### DATA TO USE
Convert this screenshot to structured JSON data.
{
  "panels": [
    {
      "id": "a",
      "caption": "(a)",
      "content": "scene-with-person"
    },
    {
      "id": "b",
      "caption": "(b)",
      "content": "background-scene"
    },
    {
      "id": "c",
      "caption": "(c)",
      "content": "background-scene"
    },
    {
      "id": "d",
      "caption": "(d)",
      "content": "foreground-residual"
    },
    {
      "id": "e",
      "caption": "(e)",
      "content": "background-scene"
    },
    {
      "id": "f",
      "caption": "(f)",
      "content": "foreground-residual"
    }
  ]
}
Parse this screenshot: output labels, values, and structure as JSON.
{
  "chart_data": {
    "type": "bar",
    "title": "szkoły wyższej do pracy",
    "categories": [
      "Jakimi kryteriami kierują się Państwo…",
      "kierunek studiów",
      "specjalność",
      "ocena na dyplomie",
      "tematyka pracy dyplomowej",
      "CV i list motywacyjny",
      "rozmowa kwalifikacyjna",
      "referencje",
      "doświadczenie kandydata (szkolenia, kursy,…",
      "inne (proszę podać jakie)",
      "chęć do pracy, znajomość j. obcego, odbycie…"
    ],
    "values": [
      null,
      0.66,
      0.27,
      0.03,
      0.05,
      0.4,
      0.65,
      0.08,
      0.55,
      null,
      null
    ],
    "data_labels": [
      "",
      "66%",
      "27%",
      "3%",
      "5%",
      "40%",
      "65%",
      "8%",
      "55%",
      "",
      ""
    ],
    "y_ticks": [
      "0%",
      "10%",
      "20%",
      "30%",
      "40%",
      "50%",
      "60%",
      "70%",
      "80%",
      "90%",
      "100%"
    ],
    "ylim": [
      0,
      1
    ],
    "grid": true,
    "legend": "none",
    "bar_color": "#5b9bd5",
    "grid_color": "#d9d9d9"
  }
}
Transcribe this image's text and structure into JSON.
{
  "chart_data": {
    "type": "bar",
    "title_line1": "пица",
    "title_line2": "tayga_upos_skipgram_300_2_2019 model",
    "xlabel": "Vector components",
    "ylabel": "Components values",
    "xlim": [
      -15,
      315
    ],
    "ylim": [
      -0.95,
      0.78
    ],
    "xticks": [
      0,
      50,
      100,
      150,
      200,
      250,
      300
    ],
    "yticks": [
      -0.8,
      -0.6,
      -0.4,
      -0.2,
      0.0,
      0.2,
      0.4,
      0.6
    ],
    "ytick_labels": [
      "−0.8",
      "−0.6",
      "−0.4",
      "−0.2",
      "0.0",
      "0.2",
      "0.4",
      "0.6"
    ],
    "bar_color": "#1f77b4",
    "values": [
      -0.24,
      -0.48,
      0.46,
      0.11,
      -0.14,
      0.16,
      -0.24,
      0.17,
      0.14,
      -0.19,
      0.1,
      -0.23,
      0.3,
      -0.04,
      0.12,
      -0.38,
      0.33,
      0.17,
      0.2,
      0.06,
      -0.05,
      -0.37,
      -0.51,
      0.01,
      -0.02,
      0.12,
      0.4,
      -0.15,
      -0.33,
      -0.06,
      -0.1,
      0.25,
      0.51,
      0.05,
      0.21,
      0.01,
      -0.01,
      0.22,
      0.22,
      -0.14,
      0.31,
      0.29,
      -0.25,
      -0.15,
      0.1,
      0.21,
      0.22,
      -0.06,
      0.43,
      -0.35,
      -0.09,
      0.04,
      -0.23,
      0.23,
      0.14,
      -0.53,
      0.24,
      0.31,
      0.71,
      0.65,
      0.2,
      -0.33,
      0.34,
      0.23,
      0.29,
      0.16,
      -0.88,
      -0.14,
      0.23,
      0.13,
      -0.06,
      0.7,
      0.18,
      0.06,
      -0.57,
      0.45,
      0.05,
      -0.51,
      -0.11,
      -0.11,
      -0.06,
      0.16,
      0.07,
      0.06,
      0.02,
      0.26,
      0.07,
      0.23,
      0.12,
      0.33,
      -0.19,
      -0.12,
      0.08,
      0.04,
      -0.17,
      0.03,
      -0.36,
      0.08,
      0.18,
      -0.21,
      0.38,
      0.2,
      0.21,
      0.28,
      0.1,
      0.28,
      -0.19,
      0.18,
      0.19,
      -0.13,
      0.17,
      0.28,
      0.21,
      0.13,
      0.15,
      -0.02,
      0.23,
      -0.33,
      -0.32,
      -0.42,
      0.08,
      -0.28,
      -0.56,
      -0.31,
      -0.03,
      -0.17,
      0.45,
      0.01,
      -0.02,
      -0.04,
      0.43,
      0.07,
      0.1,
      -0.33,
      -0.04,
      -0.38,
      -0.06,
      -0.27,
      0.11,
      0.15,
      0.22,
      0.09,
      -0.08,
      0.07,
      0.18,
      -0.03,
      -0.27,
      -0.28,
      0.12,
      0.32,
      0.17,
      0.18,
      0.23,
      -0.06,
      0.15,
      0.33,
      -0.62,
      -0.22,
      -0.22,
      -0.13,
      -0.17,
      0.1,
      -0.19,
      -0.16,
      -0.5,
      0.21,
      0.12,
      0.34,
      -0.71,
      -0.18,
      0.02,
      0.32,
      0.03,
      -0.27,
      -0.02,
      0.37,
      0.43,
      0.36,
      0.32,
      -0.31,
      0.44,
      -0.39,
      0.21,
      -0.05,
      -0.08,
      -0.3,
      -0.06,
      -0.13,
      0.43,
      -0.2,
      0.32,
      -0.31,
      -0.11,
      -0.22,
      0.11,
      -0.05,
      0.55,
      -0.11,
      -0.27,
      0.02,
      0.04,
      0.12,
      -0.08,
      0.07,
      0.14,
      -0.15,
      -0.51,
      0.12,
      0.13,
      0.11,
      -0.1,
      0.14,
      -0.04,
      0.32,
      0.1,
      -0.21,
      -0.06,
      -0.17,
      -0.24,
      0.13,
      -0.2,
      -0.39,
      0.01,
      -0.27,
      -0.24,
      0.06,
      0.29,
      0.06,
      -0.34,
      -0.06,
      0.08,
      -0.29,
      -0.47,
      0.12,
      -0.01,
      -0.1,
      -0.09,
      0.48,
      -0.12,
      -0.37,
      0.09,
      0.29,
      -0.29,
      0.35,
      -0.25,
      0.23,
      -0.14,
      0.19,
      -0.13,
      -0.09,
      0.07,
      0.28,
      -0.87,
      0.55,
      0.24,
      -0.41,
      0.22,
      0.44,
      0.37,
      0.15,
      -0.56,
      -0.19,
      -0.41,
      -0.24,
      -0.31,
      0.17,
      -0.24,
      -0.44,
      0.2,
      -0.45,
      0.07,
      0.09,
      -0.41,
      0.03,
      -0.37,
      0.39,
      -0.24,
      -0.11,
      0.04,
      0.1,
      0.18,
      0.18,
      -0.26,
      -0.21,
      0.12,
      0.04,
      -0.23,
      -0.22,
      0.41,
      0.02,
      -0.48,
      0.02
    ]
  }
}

### EXERCISE
Reproduce the full listing exactly.

### EXPECTED ANSWER
Convert this screenshot to structured JSON data.
{
  "panels": [
    {
      "id": "a",
      "caption": "(a)",
      "content": "scene-with-person"
    },
    {
      "id": "b",
      "caption": "(b)",
      "content": "background-scene"
    },
    {
      "id": "c",
      "caption": "(c)",
      "content": "background-scene"
    },
    {
      "id": "d",
      "caption": "(d)",
      "content": "foreground-residual"
    },
    {
      "id": "e",
      "caption": "(e)",
      "content": "background-scene"
    },
    {
      "id": "f",
      "caption": "(f)",
      "content": "foreground-residual"
    }
  ]
}
Parse this screenshot: output labels, values, and structure as JSON.
{
  "chart_data": {
    "type": "bar",
    "title": "szkoły wyższej do pracy",
    "categories": [
      "Jakimi kryteriami kierują się Państwo…",
      "kierunek studiów",
      "specjalność",
      "ocena na dyplomie",
      "tematyka pracy dyplomowej",
      "CV i list motywacyjny",
      "rozmowa kwalifikacyjna",
      "referencje",
      "doświadczenie kandydata (szkolenia, kursy,…",
      "inne (proszę podać jakie)",
      "chęć do pracy, znajomość j. obcego, odbycie…"
    ],
    "values": [
      null,
      0.66,
      0.27,
      0.03,
      0.05,
      0.4,
      0.65,
      0.08,
      0.55,
      null,
      null
    ],
    "data_labels": [
      "",
      "66%",
      "27%",
      "3%",
      "5%",
      "40%",
      "65%",
      "8%",
      "55%",
      "",
      ""
    ],
    "y_ticks": [
      "0%",
      "10%",
      "20%",
      "30%",
      "40%",
      "50%",
      "60%",
      "70%",
      "80%",
      "90%",
      "100%"
    ],
    "ylim": [
      0,
      1
    ],
    "grid": true,
    "legend": "none",
    "bar_color": "#5b9bd5",
    "grid_color": "#d9d9d9"
  }
}
Transcribe this image's text and structure into JSON.
{
  "chart_data": {
    "type": "bar",
    "title_line1": "пица",
    "title_line2": "tayga_upos_skipgram_300_2_2019 model",
    "xlabel": "Vector components",
    "ylabel": "Components values",
    "xlim": [
      -15,
      315
    ],
    "ylim": [
      -0.95,
      0.78
    ],
    "xticks": [
      0,
      50,
      100,
      150,
      200,
      250,
      300
    ],
    "yticks": [
      -0.8,
      -0.6,
      -0.4,
      -0.2,
      0.0,
      0.2,
      0.4,
      0.6
    ],
    "ytick_labels": [
      "−0.8",
      "−0.6",
      "−0.4",
      "−0.2",
      "0.0",
      "0.2",
      "0.4",
      "0.6"
    ],
    "bar_color": "#1f77b4",
    "values": [
      -0.24,
      -0.48,
      0.46,
      0.11,
      -0.14,
      0.16,
      -0.24,
      0.17,
      0.14,
      -0.19,
      0.1,
      -0.23,
      0.3,
      -0.04,
      0.12,
      -0.38,
      0.33,
      0.17,
      0.2,
      0.06,
      -0.05,
      -0.37,
      -0.51,
      0.01,
      -0.02,
      0.12,
      0.4,
      -0.15,
      -0.33,
      -0.06,
      -0.1,
      0.25,
      0.51,
      0.05,
      0.21,
      0.01,
      -0.01,
      0.22,
      0.22,
      -0.14,
      0.31,
      0.29,
      -0.25,
      -0.15,
      0.1,
      0.21,
      0.22,
      -0.06,
      0.43,
      -0.35,
      -0.09,
      0.04,
      -0.23,
      0.23,
      0.14,
      -0.53,
      0.24,
      0.31,
      0.71,
      0.65,
      0.2,
      -0.33,
      0.34,
      0.23,
      0.29,
      0.16,
      -0.88,
      -0.14,
      0.23,
      0.13,
      -0.06,
      0.7,
      0.18,
      0.06,
      -0.57,
      0.45,
      0.05,
      -0.51,
      -0.11,
      -0.11,
      -0.06,
      0.16,
      0.07,
      0.06,
      0.02,
      0.26,
      0.07,
      0.23,
      0.12,
      0.33,
      -0.19,
      -0.12,
      0.08,
      0.04,
      -0.17,
      0.03,
      -0.36,
      0.08,
      0.18,
      -0.21,
      0.38,
      0.2,
      0.21,
      0.28,
      0.1,
      0.28,
      -0.19,
      0.18,
      0.19,
      -0.13,
      0.17,
      0.28,
      0.21,
      0.13,
      0.15,
      -0.02,
      0.23,
      -0.33,
      -0.32,
      -0.42,
      0.08,
      -0.28,
      -0.56,
      -0.31,
      -0.03,
      -0.17,
      0.45,
      0.01,
      -0.02,
      -0.04,
      0.43,
      0.07,
      0.1,
      -0.33,
      -0.04,
      -0.38,
      -0.06,
      -0.27,
      0.11,
      0.15,
      0.22,
      0.09,
      -0.08,
      0.07,
      0.18,
      -0.03,
      -0.27,
      -0.28,
      0.12,
      0.32,
      0.17,
      0.18,
      0.23,
      -0.06,
      0.15,
      0.33,
      -0.62,
      -0.22,
      -0.22,
      -0.13,
      -0.17,
      0.1,
      -0.19,
      -0.16,
      -0.5,
      0.21,
      0.12,
      0.34,
      -0.71,
      -0.18,
      0.02,
      0.32,
      0.03,
      -0.27,
      -0.02,
      0.37,
      0.43,
      0.36,
      0.32,
      -0.31,
      0.44,
      -0.39,
      0.21,
      -0.05,
      -0.08,
      -0.3,
      -0.06,
      -0.13,
      0.43,
      -0.2,
      0.32,
      -0.31,
      -0.11,
      -0.22,
      0.11,
      -0.05,
      0.55,
      -0.11,
      -0.27,
      0.02,
      0.04,
      0.12,
      -0.08,
      0.07,
      0.14,
      -0.15,
      -0.51,
      0.12,
      0.13,
      0.11,
      -0.1,
      0.14,
      -0.04,
      0.32,
      0.1,
      -0.21,
      -0.06,
      -0.17,
      -0.24,
      0.13,
      -0.2,
      -0.39,
      0.01,
      -0.27,
      -0.24,
      0.06,
      0.29,
      0.06,
      -0.34,
      -0.06,
      0.08,
      -0.29,
      -0.47,
      0.12,
      -0.01,
      -0.1,
      -0.09,
      0.48,
      -0.12,
      -0.37,
      0.09,
      0.29,
      -0.29,
      0.35,
      -0.25,
      0.23,
      -0.14,
      0.19,
      -0.13,
      -0.09,
      0.07,
      0.28,
      -0.87,
      0.55,
      0.24,
      -0.41,
      0.22,
      0.44,
      0.37,
      0.15,
      -0.56,
      -0.19,
      -0.41,
      -0.24,
      -0.31,
      0.17,
      -0.24,
      -0.44,
      0.2,
      -0.45,
      0.07,
      0.09,
      -0.41,
      0.03,
      -0.37,
      0.39,
      -0.24,
      -0.11,
      0.04,
      0.1,
      0.18,
      0.18,
      -0.26,
      -0.21,
      0.12,
      0.04,
      -0.23,
      -0.22,
      0.41,
      0.02,
      -0.48,
      0.02
    ]
  }
}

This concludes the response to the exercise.